Supplied data:
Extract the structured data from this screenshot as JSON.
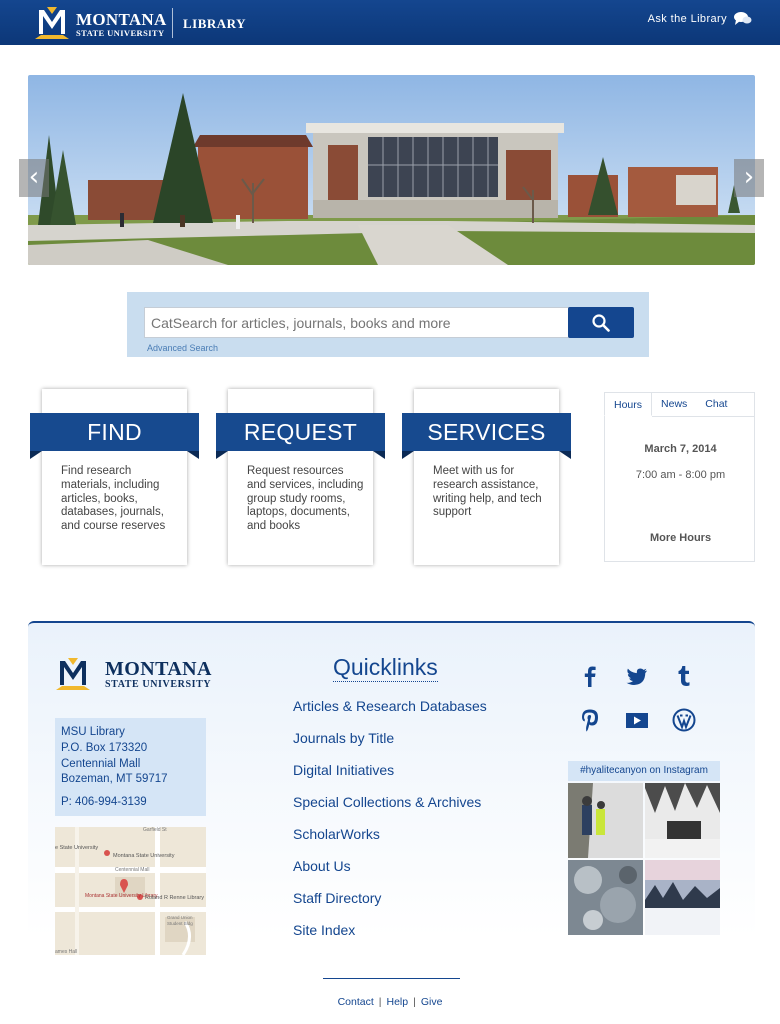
{
  "header": {
    "logo_line1": "MONTANA",
    "logo_line2": "STATE UNIVERSITY",
    "library_label": "LIBRARY",
    "ask_label": "Ask the Library",
    "bg_color": "#0c3778",
    "gold_color": "#f1b82d"
  },
  "carousel": {
    "prev_label": "‹",
    "next_label": "›"
  },
  "search": {
    "placeholder": "CatSearch for articles, journals, books and more",
    "advanced_label": "Advanced Search"
  },
  "cards": [
    {
      "title": "FIND",
      "description": "Find research materials, including articles, books, databases, journals, and course reserves"
    },
    {
      "title": "REQUEST",
      "description": "Request resources and services, including group study rooms, laptops, documents, and books"
    },
    {
      "title": "SERVICES",
      "description": "Meet with us for research assistance, writing help, and tech support"
    }
  ],
  "hours_widget": {
    "tabs": [
      "Hours",
      "News",
      "Chat"
    ],
    "active_tab": "Hours",
    "date": "March 7, 2014",
    "time": "7:00 am - 8:00 pm",
    "more_label": "More Hours"
  },
  "footer": {
    "logo_line1": "MONTANA",
    "logo_line2": "STATE UNIVERSITY",
    "address": {
      "line1": "MSU Library",
      "line2": "P.O. Box 173320",
      "line3": "Centennial Mall",
      "line4": "Bozeman, MT 59717",
      "phone": "P: 406-994-3139"
    },
    "map_labels": {
      "campus": "e State University",
      "msu_pin": "Montana State University",
      "mall": "Centennial Mall",
      "library_pin": "Montana State University Library",
      "renne": "Roland R Renne Library",
      "garfield": "Garfield St",
      "gym": "Grand Union",
      "bldg": "Student Bldg",
      "lower": "ames Hall"
    },
    "quicklinks_title": "Quicklinks",
    "quicklinks": [
      "Articles & Research Databases",
      "Journals by Title",
      "Digital Initiatives",
      "Special Collections & Archives",
      "ScholarWorks",
      "About Us",
      "Staff Directory",
      "Site Index"
    ],
    "social": [
      "facebook-icon",
      "twitter-icon",
      "tumblr-icon",
      "pinterest-icon",
      "youtube-icon",
      "wordpress-icon"
    ],
    "instagram_title": "#hyalitecanyon on Instagram"
  },
  "bottom_links": [
    "Contact",
    "Help",
    "Give"
  ]
}
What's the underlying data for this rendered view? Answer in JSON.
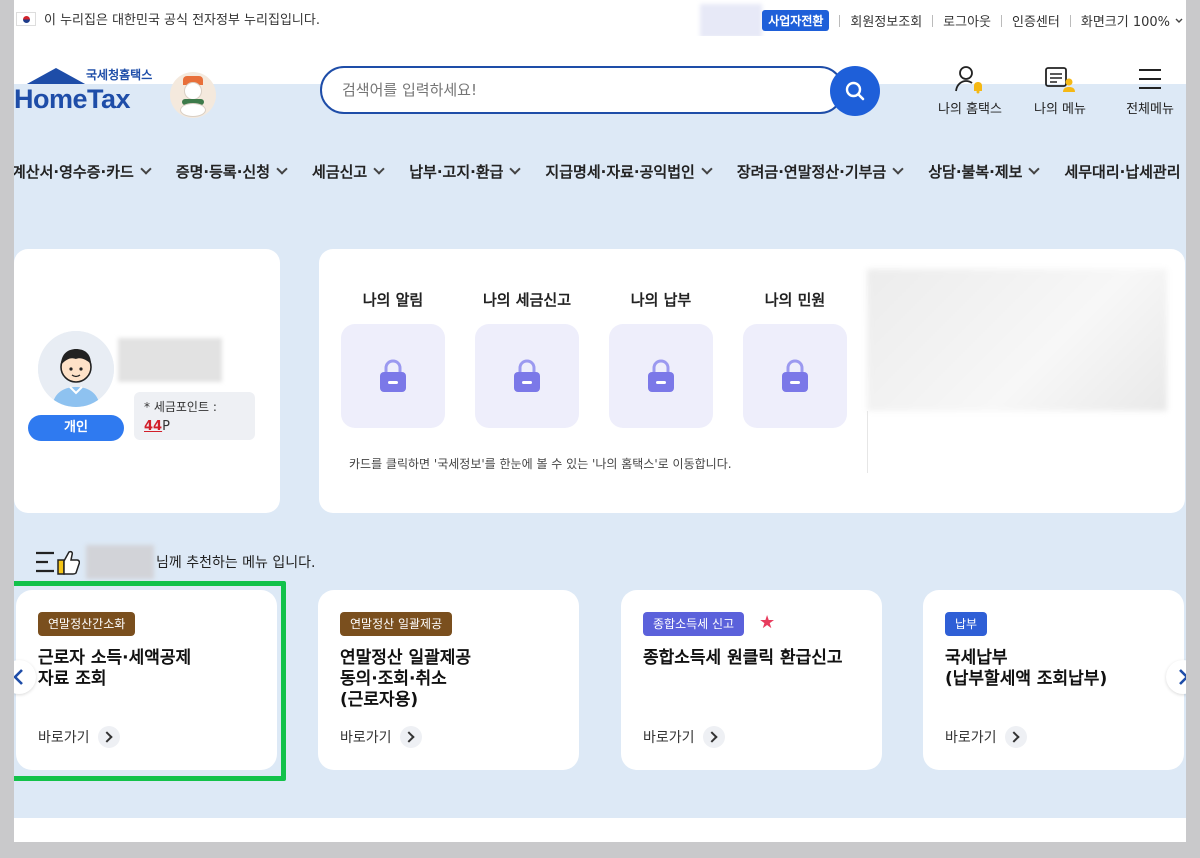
{
  "util_bar": {
    "gov_notice": "이 누리집은 대한민국 공식 전자정부 누리집입니다.",
    "business_switch": "사업자전환",
    "links": [
      "회원정보조회",
      "로그아웃",
      "인증센터",
      "화면크기 100%"
    ]
  },
  "header": {
    "logo_sub": "국세청홈택스",
    "logo_main": "HomeTax",
    "search_placeholder": "검색어를 입력하세요!",
    "icons": [
      {
        "label": "나의 홈택스",
        "icon": "user-bell-icon"
      },
      {
        "label": "나의 메뉴",
        "icon": "menu-user-icon"
      },
      {
        "label": "전체메뉴",
        "icon": "hamburger-icon"
      }
    ]
  },
  "gnb": [
    "계산서·영수증·카드",
    "증명·등록·신청",
    "세금신고",
    "납부·고지·환급",
    "지급명세·자료·공익법인",
    "장려금·연말정산·기부금",
    "상담·불복·제보",
    "세무대리·납세관리"
  ],
  "profile": {
    "badge": "개인",
    "points_label": "* 세금포인트 :",
    "points_value": "44",
    "points_unit": "P"
  },
  "info": {
    "tiles": [
      "나의 알림",
      "나의 세금신고",
      "나의 납부",
      "나의 민원"
    ],
    "note": "카드를 클릭하면 '국세정보'를 한눈에 볼 수 있는 '나의 홈택스'로 이동합니다."
  },
  "recommend": {
    "text": "님께 추천하는 메뉴 입니다."
  },
  "cards": [
    {
      "tag": "연말정산간소화",
      "tag_color": "#7a4f1e",
      "title": "근로자 소득·세액공제\n자료 조회",
      "go": "바로가기",
      "star": false
    },
    {
      "tag": "연말정산 일괄제공",
      "tag_color": "#7a4f1e",
      "title": "연말정산 일괄제공\n동의·조회·취소\n(근로자용)",
      "go": "바로가기",
      "star": false
    },
    {
      "tag": "종합소득세 신고",
      "tag_color": "#5b61db",
      "title": "종합소득세 원클릭 환급신고",
      "go": "바로가기",
      "star": true
    },
    {
      "tag": "납부",
      "tag_color": "#2f5fd6",
      "title": "국세납부\n(납부할세액 조회납부)",
      "go": "바로가기",
      "star": false
    }
  ],
  "colors": {
    "brand": "#1e4da8",
    "accent": "#1e5fd9",
    "highlight": "#12c24a",
    "background": "#dde9f6"
  }
}
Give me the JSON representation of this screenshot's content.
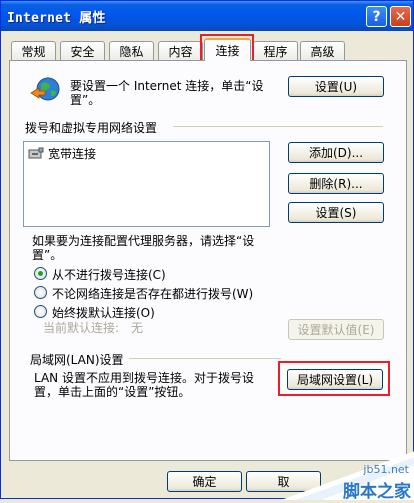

Written instruction:
From the records given above, copy all lines containing "this".

The reply:
Extract the structured data from this screenshot as JSON.
What's the underlying data for this rendered view? Answer in JSON.
Give me the JSON representation of this screenshot's content.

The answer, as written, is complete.